| Short exercise |
Produce an exact transcription of the listing below, omitting the pictures.

Data items
Start

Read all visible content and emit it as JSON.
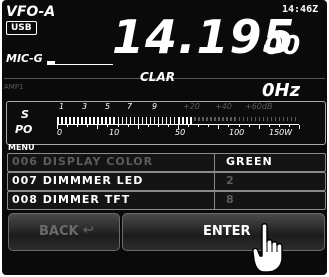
{
  "vfo_label": "VFO-A",
  "mode_badge": "USB",
  "clock": "14:46Z",
  "frequency": "14.195",
  "frequency_fine": "00",
  "mic_gain_label": "MIC-G",
  "mic_gain_level": 0.12,
  "clar_label": "CLAR",
  "clar_value": "0Hz",
  "amp_label": "AMP1",
  "meter": {
    "s_label": "S",
    "po_label": "PO",
    "s_scale": [
      "1",
      "3",
      "5",
      "7",
      "9",
      "+20",
      "+40",
      "+60dB"
    ],
    "po_scale": [
      "0",
      "10",
      "50",
      "100",
      "150W"
    ],
    "s_level": 0.56
  },
  "menu": {
    "title": "MENU",
    "items": [
      {
        "name": "006 DISPLAY COLOR",
        "value": "GREEN"
      },
      {
        "name": "007 DIMMMER LED",
        "value": "2"
      },
      {
        "name": "008 DIMMER TFT",
        "value": "8"
      }
    ]
  },
  "buttons": {
    "back": "BACK",
    "enter": "ENTER"
  },
  "colors": {
    "background": "#0a0a0a",
    "text": "#ffffff",
    "dim_text": "#5c5c5c"
  }
}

End

| Solution |
Read all visible content and emit it as JSON.
{
  "vfo_label": "VFO-A",
  "mode_badge": "USB",
  "clock": "14:46Z",
  "frequency": "14.195",
  "frequency_fine": "00",
  "mic_gain_label": "MIC-G",
  "mic_gain_level": 0.12,
  "clar_label": "CLAR",
  "clar_value": "0Hz",
  "amp_label": "AMP1",
  "meter": {
    "s_label": "S",
    "po_label": "PO",
    "s_scale": [
      "1",
      "3",
      "5",
      "7",
      "9",
      "+20",
      "+40",
      "+60dB"
    ],
    "po_scale": [
      "0",
      "10",
      "50",
      "100",
      "150W"
    ],
    "s_level": 0.56
  },
  "menu": {
    "title": "MENU",
    "items": [
      {
        "name": "006 DISPLAY COLOR",
        "value": "GREEN"
      },
      {
        "name": "007 DIMMMER LED",
        "value": "2"
      },
      {
        "name": "008 DIMMER TFT",
        "value": "8"
      }
    ]
  },
  "buttons": {
    "back": "BACK",
    "enter": "ENTER"
  },
  "colors": {
    "background": "#0a0a0a",
    "text": "#ffffff",
    "dim_text": "#5c5c5c"
  }
}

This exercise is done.